_Task description:_
Identify the lines containing the word "Coordinate". Copy each one.

_Raw data:_
---

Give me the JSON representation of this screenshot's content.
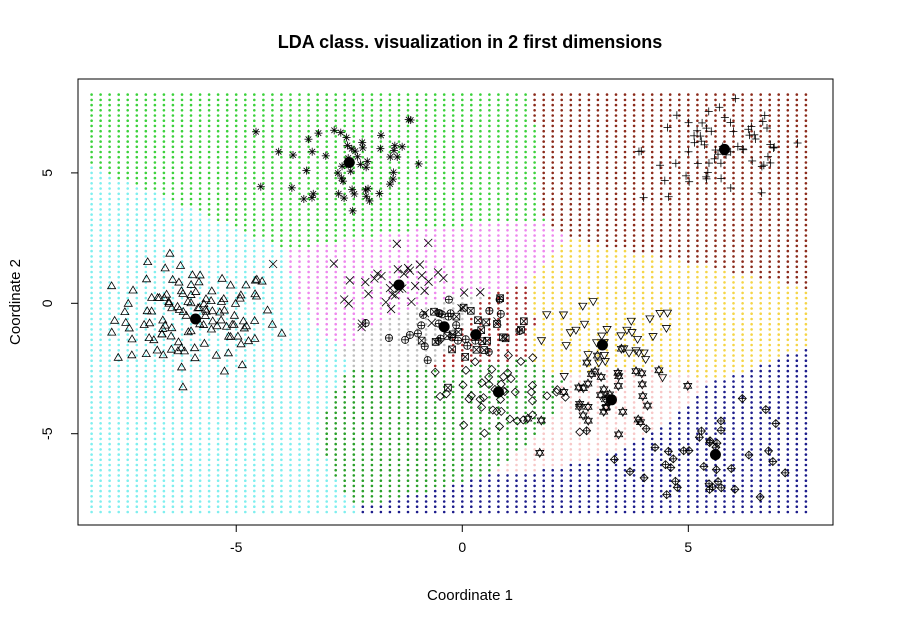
{
  "chart_data": {
    "type": "scatter",
    "title": "LDA class. visualization in 2 first dimensions",
    "xlabel": "Coordinate 1",
    "ylabel": "Coordinate 2",
    "xlim": [
      -8.5,
      8.2
    ],
    "ylim": [
      -8.5,
      8.6
    ],
    "grid_xlim": [
      -8.2,
      7.6
    ],
    "grid_ylim": [
      -8.0,
      8.0
    ],
    "xticks": [
      -5,
      0,
      5
    ],
    "yticks": [
      -5,
      0,
      5
    ],
    "xtick_labels": [
      "-5",
      "0",
      "5"
    ],
    "ytick_labels": [
      "-5",
      "0",
      "5"
    ],
    "background_points": "dense grid of small dots colored by predicted class region",
    "classes": [
      {
        "name": "triangle",
        "marker": "triangle",
        "region_color": "#7fefef",
        "centroid": [
          -5.9,
          -0.6
        ],
        "spread": [
          0.9,
          1.0
        ],
        "n": 120
      },
      {
        "name": "asterisk",
        "marker": "asterisk",
        "region_color": "#3bd13b",
        "centroid": [
          -2.5,
          5.4
        ],
        "spread": [
          0.9,
          1.1
        ],
        "n": 55
      },
      {
        "name": "cross",
        "marker": "x",
        "region_color": "#ee88ee",
        "centroid": [
          -1.4,
          0.7
        ],
        "spread": [
          0.8,
          0.7
        ],
        "n": 40
      },
      {
        "name": "circle-plus",
        "marker": "circle-plus",
        "region_color": "#bebebe",
        "centroid": [
          -0.4,
          -0.9
        ],
        "spread": [
          0.6,
          0.6
        ],
        "n": 30
      },
      {
        "name": "square-x",
        "marker": "square-x",
        "region_color": "#a62a2a",
        "centroid": [
          0.3,
          -1.2
        ],
        "spread": [
          0.6,
          0.6
        ],
        "n": 25
      },
      {
        "name": "diamond",
        "marker": "diamond",
        "region_color": "#2aa02a",
        "centroid": [
          0.8,
          -3.4
        ],
        "spread": [
          0.8,
          0.6
        ],
        "n": 45
      },
      {
        "name": "plus",
        "marker": "plus",
        "region_color": "#8b2a1a",
        "centroid": [
          5.8,
          5.9
        ],
        "spread": [
          0.9,
          1.0
        ],
        "n": 65
      },
      {
        "name": "down-triangle",
        "marker": "down-triangle",
        "region_color": "#f5d547",
        "centroid": [
          3.1,
          -1.6
        ],
        "spread": [
          0.9,
          0.8
        ],
        "n": 35
      },
      {
        "name": "star-of-david",
        "marker": "star-of-david",
        "region_color": "#f7c8c8",
        "centroid": [
          3.3,
          -3.7
        ],
        "spread": [
          0.7,
          0.8
        ],
        "n": 40
      },
      {
        "name": "diamond-plus",
        "marker": "diamond-plus",
        "region_color": "#1b1b8b",
        "centroid": [
          5.6,
          -5.8
        ],
        "spread": [
          1.0,
          0.9
        ],
        "n": 40
      }
    ],
    "centroids": [
      [
        -5.9,
        -0.6
      ],
      [
        -2.5,
        5.4
      ],
      [
        -1.4,
        0.7
      ],
      [
        -0.4,
        -0.9
      ],
      [
        0.3,
        -1.2
      ],
      [
        0.8,
        -3.4
      ],
      [
        5.8,
        5.9
      ],
      [
        3.1,
        -1.6
      ],
      [
        3.3,
        -3.7
      ],
      [
        5.6,
        -5.8
      ]
    ]
  }
}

---

_Written solution:_
    "xlabel": "Coordinate 1",
    "ylabel": "Coordinate 2",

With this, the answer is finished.